═════ EXTRACTED DATA
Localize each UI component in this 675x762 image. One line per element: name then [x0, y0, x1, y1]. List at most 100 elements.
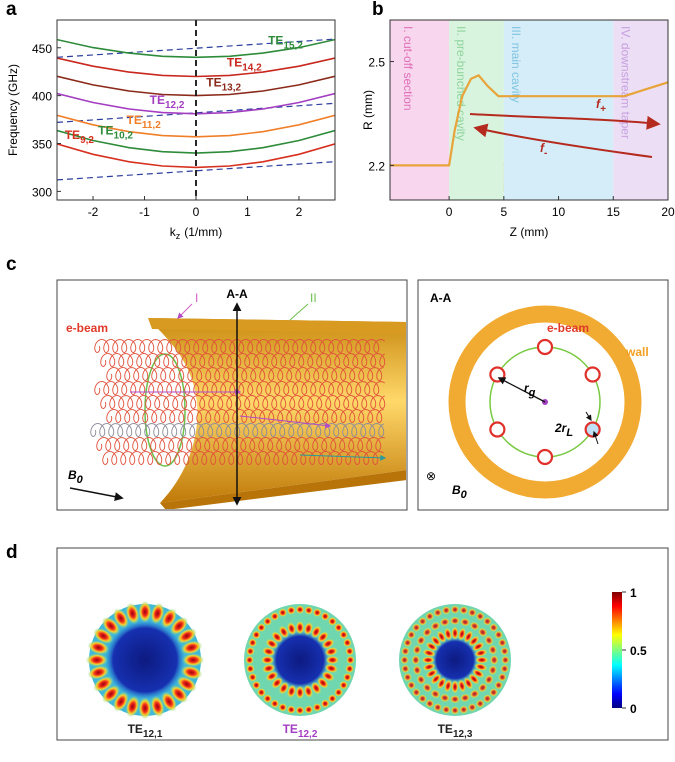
- colorbar-tick-label: 1: [630, 586, 637, 600]
- mode-lobe: [469, 689, 480, 699]
- label-main: f: [540, 141, 545, 155]
- mode-lobe: [248, 672, 258, 682]
- region-label: III. main cavity: [509, 26, 523, 103]
- mode-lobe: [425, 641, 439, 652]
- forward-arrow: [469, 113, 661, 130]
- pointer: [177, 303, 193, 319]
- tube: [144, 318, 406, 509]
- mode-lobe: [482, 694, 492, 704]
- beamlet: [584, 421, 601, 438]
- label-main: TE: [128, 722, 143, 736]
- mode-lobe: [93, 676, 114, 693]
- radius-profile: [390, 74, 668, 167]
- x-tick-label: 0: [193, 205, 200, 219]
- mode-lobe: [418, 694, 428, 704]
- field-arrow: [69, 487, 124, 502]
- mode-lobe: [406, 680, 416, 690]
- plot-frame: [389, 19, 669, 201]
- label-sub: g: [528, 387, 536, 399]
- mode-lobe: [469, 621, 480, 631]
- mode-name: TE12,3: [438, 722, 473, 740]
- mode-lobe: [489, 687, 499, 697]
- mode-lobe: [441, 705, 451, 715]
- label-main: k: [170, 225, 177, 239]
- mode-lobe: [180, 665, 203, 680]
- label-rest: (1/mm): [184, 225, 222, 239]
- annotation: f-: [540, 141, 548, 159]
- helices: [90, 339, 386, 465]
- mode-lobe: [112, 608, 129, 629]
- mode-lobe: [439, 617, 451, 627]
- mode-lobe: [176, 627, 197, 644]
- region-band: [390, 20, 450, 200]
- mode-lobe: [411, 654, 421, 666]
- label-sub: 0: [77, 474, 84, 486]
- mode-lobe: [304, 705, 314, 715]
- x-tick-label: 2: [296, 205, 303, 219]
- label-sub: 0: [461, 489, 468, 501]
- mode-lobe: [251, 630, 261, 640]
- mode-lobe: [433, 702, 443, 712]
- region-band: [503, 20, 614, 200]
- mode-lobe: [450, 605, 460, 615]
- mode-lobe: [482, 616, 492, 626]
- label-main: 2r: [554, 421, 568, 435]
- mode-lobe: [450, 705, 460, 715]
- mode-lobe: [327, 616, 337, 626]
- mode-lobe: [489, 654, 499, 666]
- label-sub: z: [176, 231, 181, 241]
- mode-lobe: [433, 608, 443, 618]
- mode-lobe: [138, 600, 152, 623]
- mode-lobe: [295, 705, 305, 715]
- larmor-label: 2rL: [554, 421, 573, 439]
- label-sub: L: [566, 427, 573, 439]
- mode-label: TE15,2: [268, 33, 303, 51]
- mode-lobe: [459, 693, 471, 703]
- mode-lobe: [303, 621, 314, 636]
- mode-lobe: [500, 655, 510, 665]
- electron-helix: [100, 395, 386, 409]
- x-tick-label: 5: [500, 205, 507, 219]
- mode-lobe: [468, 673, 480, 685]
- mode-lobe: [416, 635, 426, 646]
- label-main: B: [68, 468, 77, 482]
- mode-lobe: [467, 702, 477, 712]
- mode-lobe: [444, 679, 453, 693]
- mode-lobe: [403, 638, 413, 648]
- mode-lobe: [270, 699, 280, 709]
- label-sub: 12,2: [298, 729, 318, 740]
- mode-lobe: [444, 627, 453, 641]
- mode-lobe: [286, 605, 296, 615]
- mode-lobe: [430, 689, 441, 699]
- mode-lobe: [500, 664, 510, 674]
- mode-lobe: [421, 656, 436, 664]
- mode-lobe: [138, 697, 152, 720]
- label-main: TE: [283, 722, 298, 736]
- radius-label: rg: [524, 381, 536, 399]
- mode-lobe: [459, 605, 469, 615]
- mode-curve: [57, 38, 335, 59]
- mode-lobe: [248, 638, 258, 648]
- mode-label: TE13,2: [206, 75, 241, 93]
- mode-lobe: [161, 691, 178, 712]
- mode-lobe: [334, 687, 344, 697]
- label-main: TE: [127, 113, 142, 127]
- mode-lobe: [286, 705, 296, 715]
- mode-lobe: [425, 611, 435, 621]
- mode-lobe: [304, 605, 314, 615]
- section-label: A-A: [226, 287, 248, 301]
- drift-arrow: [239, 415, 332, 429]
- mode-lobe: [256, 687, 266, 697]
- mode-lobe: [418, 616, 428, 626]
- plot-area: I. cut-off section II. pre-bunched cavity…: [390, 20, 668, 200]
- electron-helix: [94, 381, 385, 395]
- size-arrow: [585, 411, 592, 422]
- beam-line: [57, 102, 335, 123]
- y-tick-label: 2.5: [368, 56, 385, 70]
- mode-core: [270, 630, 330, 690]
- mode-lobe: [488, 664, 498, 676]
- section-label: A-A: [430, 291, 452, 305]
- beam-label: e-beam: [547, 321, 589, 335]
- mode-lobe: [416, 674, 426, 685]
- mode-label: TE11,2: [127, 113, 162, 131]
══════════
Edit the material starting with the line containing "- colorbar-tick-label: 1: [630, 586, 637, 600]" and going on through the line containing "- beamlet: [584, 421, 601, 438]", replacing "mode-lobe" with "mode-spot" and leaving everything else unchanged. Give only those lines.

- colorbar-tick-label: 1: [630, 586, 637, 600]
- mode-spot: [469, 689, 480, 699]
- label-main: f: [540, 141, 545, 155]
- mode-spot: [248, 672, 258, 682]
- region-label: III. main cavity: [509, 26, 523, 103]
- mode-spot: [425, 641, 439, 652]
- forward-arrow: [469, 113, 661, 130]
- pointer: [177, 303, 193, 319]
- tube: [144, 318, 406, 509]
- mode-spot: [482, 694, 492, 704]
- beamlet: [584, 421, 601, 438]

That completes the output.